GIVEN PROBLEM:
Your task is to copy the listing exactly. Drop any pictures from the copy.

• • • • • • •

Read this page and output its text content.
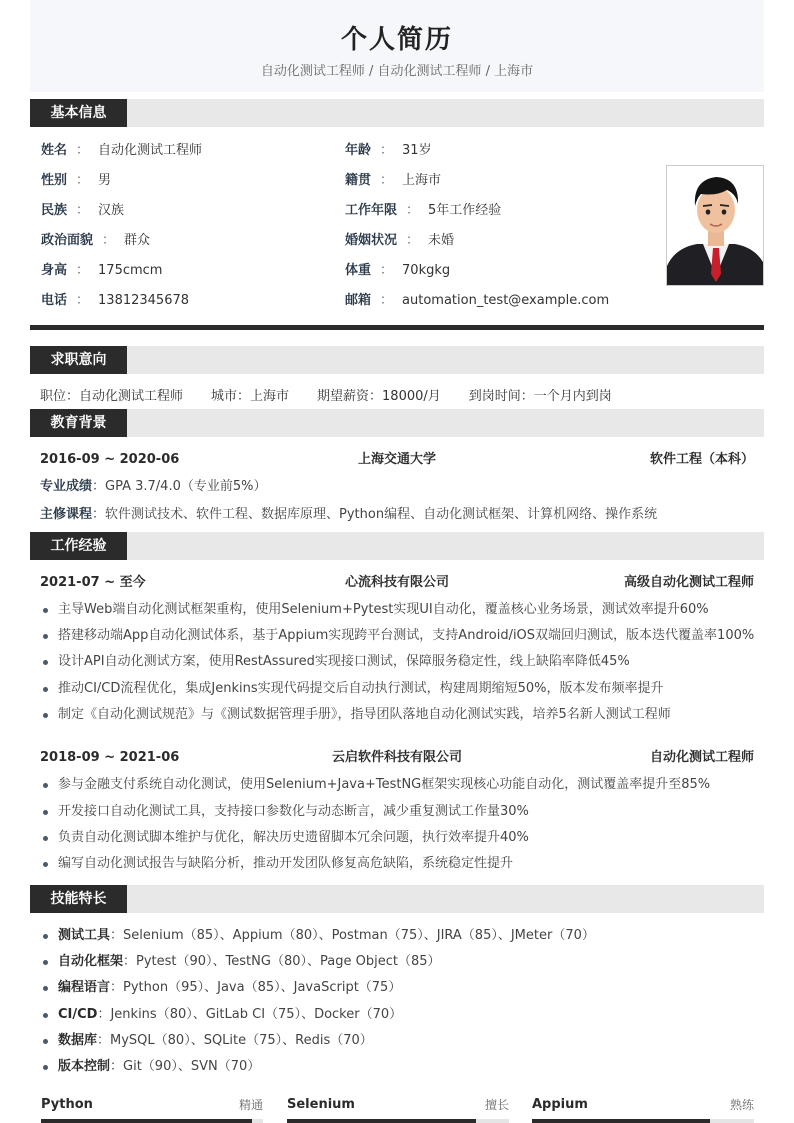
个人简历
自动化测试工程师 / 自动化测试工程师 / 上海市
基本信息
姓名 ： 自动化测试工程师
性别 ： 男
民族 ： 汉族
政治面貌 ： 群众
身高 ： 175cmcm
电话 ： 13812345678
年龄 ： 31岁
籍贯 ： 上海市
工作年限 ： 5年工作经验
婚姻状况 ： 未婚
体重 ： 70kgkg
邮箱 ： automation_test@example.com
求职意向
职位：自动化测试工程师 城市：上海市 期望薪资：18000/月 到岗时间：一个月内到岗
教育背景
2016-09 ~ 2020-06	上海交通大学	软件工程（本科）
专业成绩：GPA 3.7/4.0（专业前5%）
主修课程：软件测试技术、软件工程、数据库原理、Python编程、自动化测试框架、计算机网络、操作系统
工作经验
2021-07 ~ 至今	心流科技有限公司	高级自动化测试工程师
主导Web端自动化测试框架重构，使用Selenium+Pytest实现UI自动化，覆盖核心业务场景，测试效率提升60%
搭建移动端App自动化测试体系，基于Appium实现跨平台测试，支持Android/iOS双端回归测试，版本迭代覆盖率100%
设计API自动化测试方案，使用RestAssured实现接口测试，保障服务稳定性，线上缺陷率降低45%
推动CI/CD流程优化，集成Jenkins实现代码提交后自动执行测试，构建周期缩短50%，版本发布频率提升
制定《自动化测试规范》与《测试数据管理手册》，指导团队落地自动化测试实践，培养5名新人测试工程师
2018-09 ~ 2021-06	云启软件科技有限公司	自动化测试工程师
参与金融支付系统自动化测试，使用Selenium+Java+TestNG框架实现核心功能自动化，测试覆盖率提升至85%
开发接口自动化测试工具，支持接口参数化与动态断言，减少重复测试工作量30%
负责自动化测试脚本维护与优化，解决历史遗留脚本冗余问题，执行效率提升40%
编写自动化测试报告与缺陷分析，推动开发团队修复高危缺陷，系统稳定性提升
技能特长
测试工具：Selenium（85）、Appium（80）、Postman（75）、JIRA（85）、JMeter（70）
自动化框架：Pytest（90）、TestNG（80）、Page Object（85）
编程语言：Python（95）、Java（85）、JavaScript（75）
CI/CD：Jenkins（80）、GitLab CI（75）、Docker（70）
数据库：MySQL（80）、SQLite（75）、Redis（70）
版本控制：Git（90）、SVN（70）
Python	精通 Selenium	擅长 Appium	熟练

• • • • • • •

ANSWER TO THE PROBLEM:
Read this page and output its text content.
个人简历
自动化测试工程师 / 自动化测试工程师 / 上海市
基本信息
姓名 ： 自动化测试工程师
性别 ： 男
民族 ： 汉族
政治面貌 ： 群众
身高 ： 175cmcm
电话 ： 13812345678
年龄 ： 31岁
籍贯 ： 上海市
工作年限 ： 5年工作经验
婚姻状况 ： 未婚
体重 ： 70kgkg
邮箱 ： automation_test@example.com
求职意向
职位：自动化测试工程师 城市：上海市 期望薪资：18000/月 到岗时间：一个月内到岗
教育背景
2016-09 ~ 2020-06	上海交通大学	软件工程（本科）
专业成绩：GPA 3.7/4.0（专业前5%）
主修课程：软件测试技术、软件工程、数据库原理、Python编程、自动化测试框架、计算机网络、操作系统
工作经验
2021-07 ~ 至今	心流科技有限公司	高级自动化测试工程师
主导Web端自动化测试框架重构，使用Selenium+Pytest实现UI自动化，覆盖核心业务场景，测试效率提升60%
搭建移动端App自动化测试体系，基于Appium实现跨平台测试，支持Android/iOS双端回归测试，版本迭代覆盖率100%
设计API自动化测试方案，使用RestAssured实现接口测试，保障服务稳定性，线上缺陷率降低45%
推动CI/CD流程优化，集成Jenkins实现代码提交后自动执行测试，构建周期缩短50%，版本发布频率提升
制定《自动化测试规范》与《测试数据管理手册》，指导团队落地自动化测试实践，培养5名新人测试工程师
2018-09 ~ 2021-06	云启软件科技有限公司	自动化测试工程师
参与金融支付系统自动化测试，使用Selenium+Java+TestNG框架实现核心功能自动化，测试覆盖率提升至85%
开发接口自动化测试工具，支持接口参数化与动态断言，减少重复测试工作量30%
负责自动化测试脚本维护与优化，解决历史遗留脚本冗余问题，执行效率提升40%
编写自动化测试报告与缺陷分析，推动开发团队修复高危缺陷，系统稳定性提升
技能特长
测试工具：Selenium（85）、Appium（80）、Postman（75）、JIRA（85）、JMeter（70）
自动化框架：Pytest（90）、TestNG（80）、Page Object（85）
编程语言：Python（95）、Java（85）、JavaScript（75）
CI/CD：Jenkins（80）、GitLab CI（75）、Docker（70）
数据库：MySQL（80）、SQLite（75）、Redis（70）
版本控制：Git（90）、SVN（70）
Python	精通 Selenium	擅长 Appium	熟练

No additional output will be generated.